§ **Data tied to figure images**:
-=-=-=-=-

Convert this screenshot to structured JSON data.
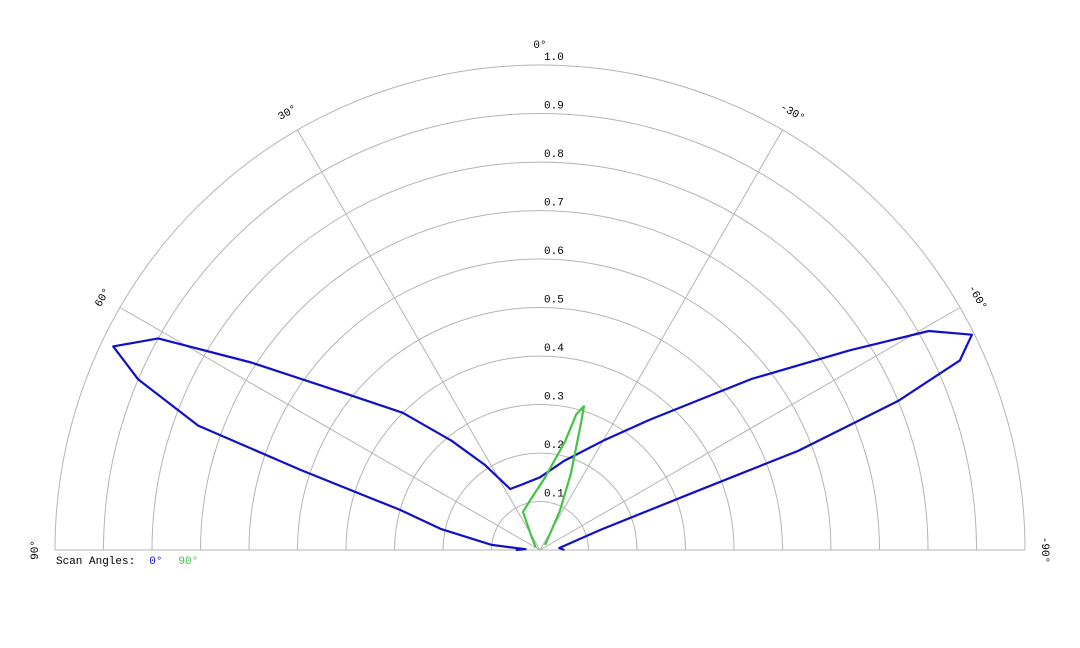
{
  "chart_data": {
    "type": "polar",
    "legend_title": "Scan Angles:",
    "rlim": [
      0,
      1
    ],
    "rticks": [
      0.1,
      0.2,
      0.3,
      0.4,
      0.5,
      0.6,
      0.7,
      0.8,
      0.9,
      {
        "value": 1,
        "label": "1.0"
      }
    ],
    "thetalim": [
      -90,
      90
    ],
    "thetaticks": [
      {
        "value": 90,
        "label": "90°"
      },
      {
        "value": 60,
        "label": "60°"
      },
      {
        "value": 30,
        "label": "30°"
      },
      {
        "value": 0,
        "label": "0°"
      },
      {
        "value": -30,
        "label": "-30°"
      },
      {
        "value": -60,
        "label": "-60°"
      },
      {
        "value": -90,
        "label": "-90°"
      }
    ],
    "grid": true,
    "series": [
      {
        "name": "0°",
        "color": "#1010c8",
        "theta": [
          -90,
          -84,
          -71.6,
          -69.4,
          -69,
          -67.4,
          -65.7,
          -63.5,
          -60.6,
          -57.2,
          -51,
          -40,
          -30,
          -15,
          0,
          15,
          26,
          33,
          39,
          45,
          51,
          57,
          61,
          64.5,
          67,
          70,
          71.5,
          74,
          78,
          84,
          87,
          90
        ],
        "values": [
          0.05,
          0.04,
          0.13,
          0.35,
          0.57,
          0.8,
          0.95,
          0.995,
          0.92,
          0.76,
          0.56,
          0.35,
          0.26,
          0.19,
          0.15,
          0.14,
          0.14,
          0.21,
          0.29,
          0.4,
          0.51,
          0.71,
          0.9,
          0.975,
          0.9,
          0.75,
          0.52,
          0.3,
          0.21,
          0.1,
          0.03,
          0.05
        ]
      },
      {
        "name": "90°",
        "color": "#44c444",
        "theta": [
          -45,
          -27,
          -22,
          -18,
          -17,
          -15,
          -13,
          -4,
          11,
          24,
          30,
          60
        ],
        "values": [
          0.015,
          0.09,
          0.17,
          0.27,
          0.31,
          0.29,
          0.23,
          0.15,
          0.105,
          0.086,
          0.04,
          0.01
        ]
      }
    ]
  }
}
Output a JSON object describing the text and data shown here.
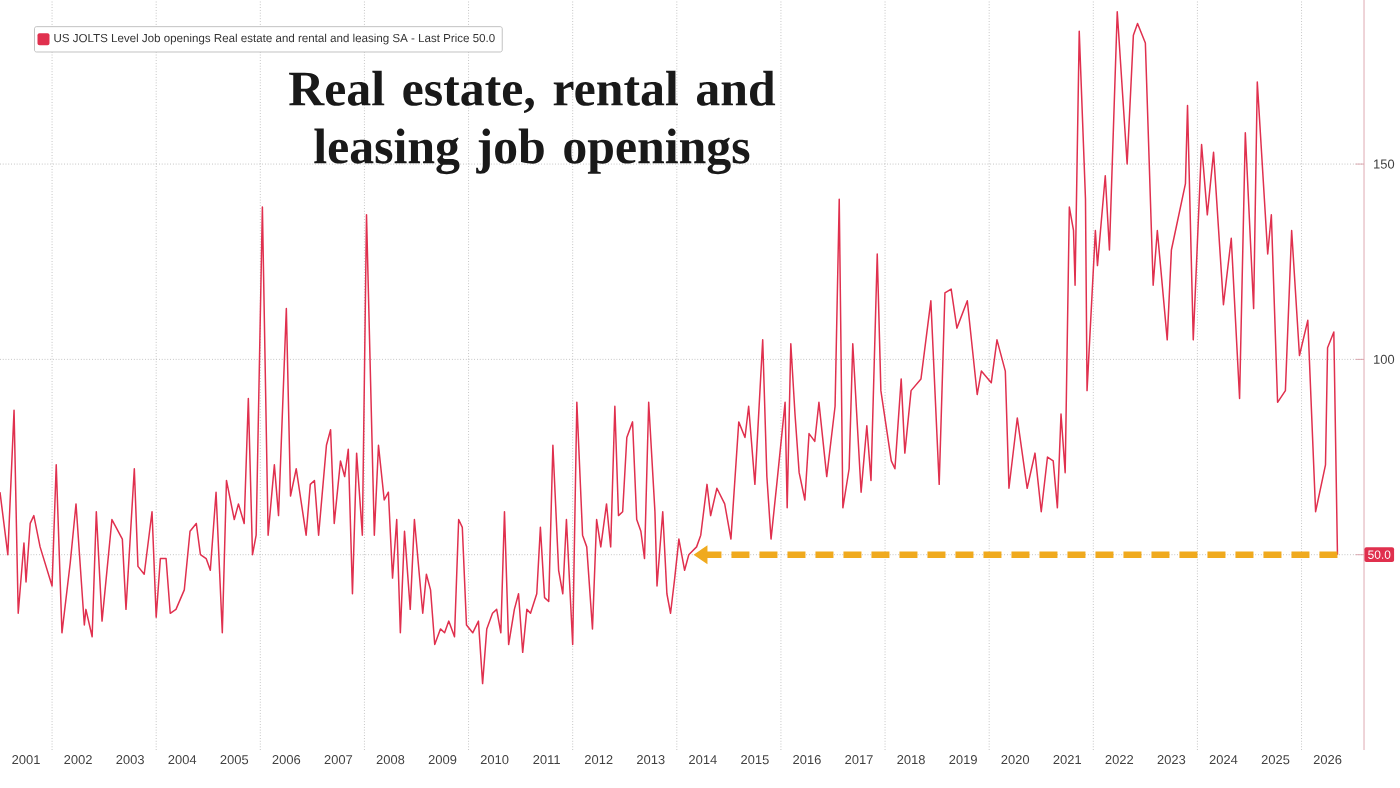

-=-=-=-=-

§ **INSTRUCTION**: Quote all the records verbatim, dropping any pictures from your copy.

§ **EXERCISE OUTPUT**:
Convert this screenshot to structured JSON data.
{
  "chart_data": {
    "type": "polar",
    "legend_title": "Scan Angles:",
    "rlim": [
      0,
      1
    ],
    "rticks": [
      0.1,
      0.2,
      0.3,
      0.4,
      0.5,
      0.6,
      0.7,
      0.8,
      0.9,
      {
        "value": 1,
        "label": "1.0"
      }
    ],
    "thetalim": [
      -90,
      90
    ],
    "thetaticks": [
      {
        "value": 90,
        "label": "90°"
      },
      {
        "value": 60,
        "label": "60°"
      },
      {
        "value": 30,
        "label": "30°"
      },
      {
        "value": 0,
        "label": "0°"
      },
      {
        "value": -30,
        "label": "-30°"
      },
      {
        "value": -60,
        "label": "-60°"
      },
      {
        "value": -90,
        "label": "-90°"
      }
    ],
    "grid": true,
    "series": [
      {
        "name": "0°",
        "color": "#1010c8",
        "theta": [
          -90,
          -84,
          -71.6,
          -69.4,
          -69,
          -67.4,
          -65.7,
          -63.5,
          -60.6,
          -57.2,
          -51,
          -40,
          -30,
          -15,
          0,
          15,
          26,
          33,
          39,
          45,
          51,
          57,
          61,
          64.5,
          67,
          70,
          71.5,
          74,
          78,
          84,
          87,
          90
        ],
        "values": [
          0.05,
          0.04,
          0.13,
          0.35,
          0.57,
          0.8,
          0.95,
          0.995,
          0.92,
          0.76,
          0.56,
          0.35,
          0.26,
          0.19,
          0.15,
          0.14,
          0.14,
          0.21,
          0.29,
          0.4,
          0.51,
          0.71,
          0.9,
          0.975,
          0.9,
          0.75,
          0.52,
          0.3,
          0.21,
          0.1,
          0.03,
          0.05
        ]
      },
      {
        "name": "90°",
        "color": "#44c444",
        "theta": [
          -45,
          -27,
          -22,
          -18,
          -17,
          -15,
          -13,
          -4,
          11,
          24,
          30,
          60
        ],
        "values": [
          0.015,
          0.09,
          0.17,
          0.27,
          0.31,
          0.29,
          0.23,
          0.15,
          0.105,
          0.086,
          0.04,
          0.01
        ]
      }
    ]
  }
}
Output a JSON object describing the text and data shown here.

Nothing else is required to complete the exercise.